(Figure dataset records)
*****
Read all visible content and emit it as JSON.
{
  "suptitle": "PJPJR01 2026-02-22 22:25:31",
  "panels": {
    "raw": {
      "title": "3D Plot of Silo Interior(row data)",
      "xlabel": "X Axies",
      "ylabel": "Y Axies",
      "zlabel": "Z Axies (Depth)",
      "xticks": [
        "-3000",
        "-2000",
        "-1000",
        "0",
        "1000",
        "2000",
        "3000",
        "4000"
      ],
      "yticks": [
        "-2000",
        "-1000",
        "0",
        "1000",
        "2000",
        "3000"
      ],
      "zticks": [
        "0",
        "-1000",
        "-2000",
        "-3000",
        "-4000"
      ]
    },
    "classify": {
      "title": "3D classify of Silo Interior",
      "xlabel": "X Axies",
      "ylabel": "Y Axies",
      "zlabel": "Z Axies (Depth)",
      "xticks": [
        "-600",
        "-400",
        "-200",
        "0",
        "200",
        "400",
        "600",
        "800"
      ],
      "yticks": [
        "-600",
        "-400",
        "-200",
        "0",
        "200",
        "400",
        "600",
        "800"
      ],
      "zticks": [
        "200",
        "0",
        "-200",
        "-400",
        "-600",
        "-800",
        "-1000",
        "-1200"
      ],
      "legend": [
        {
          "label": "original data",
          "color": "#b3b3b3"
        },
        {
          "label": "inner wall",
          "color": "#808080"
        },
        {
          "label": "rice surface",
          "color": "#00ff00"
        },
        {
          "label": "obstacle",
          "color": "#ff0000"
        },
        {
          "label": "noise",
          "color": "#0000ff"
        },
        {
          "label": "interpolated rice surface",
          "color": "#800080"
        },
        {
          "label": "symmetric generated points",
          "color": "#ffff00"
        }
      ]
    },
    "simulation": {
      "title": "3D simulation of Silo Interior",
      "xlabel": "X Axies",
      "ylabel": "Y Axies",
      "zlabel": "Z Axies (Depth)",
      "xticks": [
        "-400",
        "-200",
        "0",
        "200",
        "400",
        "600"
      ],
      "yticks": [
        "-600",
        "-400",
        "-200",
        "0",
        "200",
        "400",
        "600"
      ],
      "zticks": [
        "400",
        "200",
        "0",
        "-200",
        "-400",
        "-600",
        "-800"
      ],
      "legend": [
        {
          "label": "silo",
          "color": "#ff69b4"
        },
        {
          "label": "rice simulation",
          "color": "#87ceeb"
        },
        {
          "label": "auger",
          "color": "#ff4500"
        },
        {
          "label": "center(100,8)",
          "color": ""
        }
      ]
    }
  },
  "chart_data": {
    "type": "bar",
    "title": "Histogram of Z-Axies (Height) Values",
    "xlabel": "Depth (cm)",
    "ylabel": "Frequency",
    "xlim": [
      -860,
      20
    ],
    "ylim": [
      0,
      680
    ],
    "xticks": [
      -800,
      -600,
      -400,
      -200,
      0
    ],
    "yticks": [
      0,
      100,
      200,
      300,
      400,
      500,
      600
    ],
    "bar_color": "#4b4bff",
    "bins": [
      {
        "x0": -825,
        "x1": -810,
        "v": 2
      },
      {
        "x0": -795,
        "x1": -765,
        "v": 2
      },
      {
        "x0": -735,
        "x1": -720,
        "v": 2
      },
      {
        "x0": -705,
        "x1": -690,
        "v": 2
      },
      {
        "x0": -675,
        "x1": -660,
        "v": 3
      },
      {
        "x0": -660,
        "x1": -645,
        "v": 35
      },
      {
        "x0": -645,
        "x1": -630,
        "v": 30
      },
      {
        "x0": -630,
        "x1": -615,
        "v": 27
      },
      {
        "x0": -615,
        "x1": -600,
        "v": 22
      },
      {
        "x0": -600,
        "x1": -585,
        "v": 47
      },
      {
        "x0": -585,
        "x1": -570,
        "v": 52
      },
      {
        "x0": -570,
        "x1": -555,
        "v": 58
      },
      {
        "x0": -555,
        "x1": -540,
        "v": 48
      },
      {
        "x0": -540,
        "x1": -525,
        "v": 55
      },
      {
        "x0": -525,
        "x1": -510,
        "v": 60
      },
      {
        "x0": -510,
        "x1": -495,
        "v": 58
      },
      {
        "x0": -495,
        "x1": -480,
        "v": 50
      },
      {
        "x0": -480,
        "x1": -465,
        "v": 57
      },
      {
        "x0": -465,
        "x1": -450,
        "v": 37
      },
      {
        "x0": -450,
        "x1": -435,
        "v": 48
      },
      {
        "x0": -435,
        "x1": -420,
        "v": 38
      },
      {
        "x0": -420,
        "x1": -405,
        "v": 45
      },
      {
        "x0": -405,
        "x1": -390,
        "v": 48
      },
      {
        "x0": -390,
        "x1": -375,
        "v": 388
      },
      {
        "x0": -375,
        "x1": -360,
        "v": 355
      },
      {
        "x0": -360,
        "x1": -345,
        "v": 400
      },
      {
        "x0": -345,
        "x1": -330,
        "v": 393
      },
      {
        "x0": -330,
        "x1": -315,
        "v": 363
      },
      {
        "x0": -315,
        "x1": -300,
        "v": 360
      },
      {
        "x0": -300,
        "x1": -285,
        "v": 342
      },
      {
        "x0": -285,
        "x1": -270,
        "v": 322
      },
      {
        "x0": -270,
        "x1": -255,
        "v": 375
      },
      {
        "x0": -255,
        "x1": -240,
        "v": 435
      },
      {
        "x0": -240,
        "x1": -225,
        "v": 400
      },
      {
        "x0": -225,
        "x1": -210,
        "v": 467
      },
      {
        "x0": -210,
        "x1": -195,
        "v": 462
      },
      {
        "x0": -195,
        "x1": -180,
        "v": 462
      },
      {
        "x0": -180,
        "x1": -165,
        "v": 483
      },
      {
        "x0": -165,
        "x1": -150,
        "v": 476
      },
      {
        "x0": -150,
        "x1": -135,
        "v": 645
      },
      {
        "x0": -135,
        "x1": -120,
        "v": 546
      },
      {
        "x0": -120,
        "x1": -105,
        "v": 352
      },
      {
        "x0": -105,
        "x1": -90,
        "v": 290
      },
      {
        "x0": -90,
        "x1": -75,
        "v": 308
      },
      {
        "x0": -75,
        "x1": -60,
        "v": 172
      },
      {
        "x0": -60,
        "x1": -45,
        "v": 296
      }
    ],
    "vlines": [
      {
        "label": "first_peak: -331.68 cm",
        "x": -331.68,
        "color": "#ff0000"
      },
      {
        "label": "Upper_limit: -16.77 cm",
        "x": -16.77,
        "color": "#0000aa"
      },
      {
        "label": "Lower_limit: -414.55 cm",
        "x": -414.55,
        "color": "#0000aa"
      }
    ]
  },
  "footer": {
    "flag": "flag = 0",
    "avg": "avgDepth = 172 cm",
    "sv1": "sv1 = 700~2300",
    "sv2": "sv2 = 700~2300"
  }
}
*****
**Set problem:** Reproduce the data in full, exactly as presented.

**Solution for this exercise:**
Read all visible content and emit it as JSON.
{
  "suptitle": "PJPJR01 2026-02-22 22:25:31",
  "panels": {
    "raw": {
      "title": "3D Plot of Silo Interior(row data)",
      "xlabel": "X Axies",
      "ylabel": "Y Axies",
      "zlabel": "Z Axies (Depth)",
      "xticks": [
        "-3000",
        "-2000",
        "-1000",
        "0",
        "1000",
        "2000",
        "3000",
        "4000"
      ],
      "yticks": [
        "-2000",
        "-1000",
        "0",
        "1000",
        "2000",
        "3000"
      ],
      "zticks": [
        "0",
        "-1000",
        "-2000",
        "-3000",
        "-4000"
      ]
    },
    "classify": {
      "title": "3D classify of Silo Interior",
      "xlabel": "X Axies",
      "ylabel": "Y Axies",
      "zlabel": "Z Axies (Depth)",
      "xticks": [
        "-600",
        "-400",
        "-200",
        "0",
        "200",
        "400",
        "600",
        "800"
      ],
      "yticks": [
        "-600",
        "-400",
        "-200",
        "0",
        "200",
        "400",
        "600",
        "800"
      ],
      "zticks": [
        "200",
        "0",
        "-200",
        "-400",
        "-600",
        "-800",
        "-1000",
        "-1200"
      ],
      "legend": [
        {
          "label": "original data",
          "color": "#b3b3b3"
        },
        {
          "label": "inner wall",
          "color": "#808080"
        },
        {
          "label": "rice surface",
          "color": "#00ff00"
        },
        {
          "label": "obstacle",
          "color": "#ff0000"
        },
        {
          "label": "noise",
          "color": "#0000ff"
        },
        {
          "label": "interpolated rice surface",
          "color": "#800080"
        },
        {
          "label": "symmetric generated points",
          "color": "#ffff00"
        }
      ]
    },
    "simulation": {
      "title": "3D simulation of Silo Interior",
      "xlabel": "X Axies",
      "ylabel": "Y Axies",
      "zlabel": "Z Axies (Depth)",
      "xticks": [
        "-400",
        "-200",
        "0",
        "200",
        "400",
        "600"
      ],
      "yticks": [
        "-600",
        "-400",
        "-200",
        "0",
        "200",
        "400",
        "600"
      ],
      "zticks": [
        "400",
        "200",
        "0",
        "-200",
        "-400",
        "-600",
        "-800"
      ],
      "legend": [
        {
          "label": "silo",
          "color": "#ff69b4"
        },
        {
          "label": "rice simulation",
          "color": "#87ceeb"
        },
        {
          "label": "auger",
          "color": "#ff4500"
        },
        {
          "label": "center(100,8)",
          "color": ""
        }
      ]
    }
  },
  "chart_data": {
    "type": "bar",
    "title": "Histogram of Z-Axies (Height) Values",
    "xlabel": "Depth (cm)",
    "ylabel": "Frequency",
    "xlim": [
      -860,
      20
    ],
    "ylim": [
      0,
      680
    ],
    "xticks": [
      -800,
      -600,
      -400,
      -200,
      0
    ],
    "yticks": [
      0,
      100,
      200,
      300,
      400,
      500,
      600
    ],
    "bar_color": "#4b4bff",
    "bins": [
      {
        "x0": -825,
        "x1": -810,
        "v": 2
      },
      {
        "x0": -795,
        "x1": -765,
        "v": 2
      },
      {
        "x0": -735,
        "x1": -720,
        "v": 2
      },
      {
        "x0": -705,
        "x1": -690,
        "v": 2
      },
      {
        "x0": -675,
        "x1": -660,
        "v": 3
      },
      {
        "x0": -660,
        "x1": -645,
        "v": 35
      },
      {
        "x0": -645,
        "x1": -630,
        "v": 30
      },
      {
        "x0": -630,
        "x1": -615,
        "v": 27
      },
      {
        "x0": -615,
        "x1": -600,
        "v": 22
      },
      {
        "x0": -600,
        "x1": -585,
        "v": 47
      },
      {
        "x0": -585,
        "x1": -570,
        "v": 52
      },
      {
        "x0": -570,
        "x1": -555,
        "v": 58
      },
      {
        "x0": -555,
        "x1": -540,
        "v": 48
      },
      {
        "x0": -540,
        "x1": -525,
        "v": 55
      },
      {
        "x0": -525,
        "x1": -510,
        "v": 60
      },
      {
        "x0": -510,
        "x1": -495,
        "v": 58
      },
      {
        "x0": -495,
        "x1": -480,
        "v": 50
      },
      {
        "x0": -480,
        "x1": -465,
        "v": 57
      },
      {
        "x0": -465,
        "x1": -450,
        "v": 37
      },
      {
        "x0": -450,
        "x1": -435,
        "v": 48
      },
      {
        "x0": -435,
        "x1": -420,
        "v": 38
      },
      {
        "x0": -420,
        "x1": -405,
        "v": 45
      },
      {
        "x0": -405,
        "x1": -390,
        "v": 48
      },
      {
        "x0": -390,
        "x1": -375,
        "v": 388
      },
      {
        "x0": -375,
        "x1": -360,
        "v": 355
      },
      {
        "x0": -360,
        "x1": -345,
        "v": 400
      },
      {
        "x0": -345,
        "x1": -330,
        "v": 393
      },
      {
        "x0": -330,
        "x1": -315,
        "v": 363
      },
      {
        "x0": -315,
        "x1": -300,
        "v": 360
      },
      {
        "x0": -300,
        "x1": -285,
        "v": 342
      },
      {
        "x0": -285,
        "x1": -270,
        "v": 322
      },
      {
        "x0": -270,
        "x1": -255,
        "v": 375
      },
      {
        "x0": -255,
        "x1": -240,
        "v": 435
      },
      {
        "x0": -240,
        "x1": -225,
        "v": 400
      },
      {
        "x0": -225,
        "x1": -210,
        "v": 467
      },
      {
        "x0": -210,
        "x1": -195,
        "v": 462
      },
      {
        "x0": -195,
        "x1": -180,
        "v": 462
      },
      {
        "x0": -180,
        "x1": -165,
        "v": 483
      },
      {
        "x0": -165,
        "x1": -150,
        "v": 476
      },
      {
        "x0": -150,
        "x1": -135,
        "v": 645
      },
      {
        "x0": -135,
        "x1": -120,
        "v": 546
      },
      {
        "x0": -120,
        "x1": -105,
        "v": 352
      },
      {
        "x0": -105,
        "x1": -90,
        "v": 290
      },
      {
        "x0": -90,
        "x1": -75,
        "v": 308
      },
      {
        "x0": -75,
        "x1": -60,
        "v": 172
      },
      {
        "x0": -60,
        "x1": -45,
        "v": 296
      }
    ],
    "vlines": [
      {
        "label": "first_peak: -331.68 cm",
        "x": -331.68,
        "color": "#ff0000"
      },
      {
        "label": "Upper_limit: -16.77 cm",
        "x": -16.77,
        "color": "#0000aa"
      },
      {
        "label": "Lower_limit: -414.55 cm",
        "x": -414.55,
        "color": "#0000aa"
      }
    ]
  },
  "footer": {
    "flag": "flag = 0",
    "avg": "avgDepth = 172 cm",
    "sv1": "sv1 = 700~2300",
    "sv2": "sv2 = 700~2300"
  }
}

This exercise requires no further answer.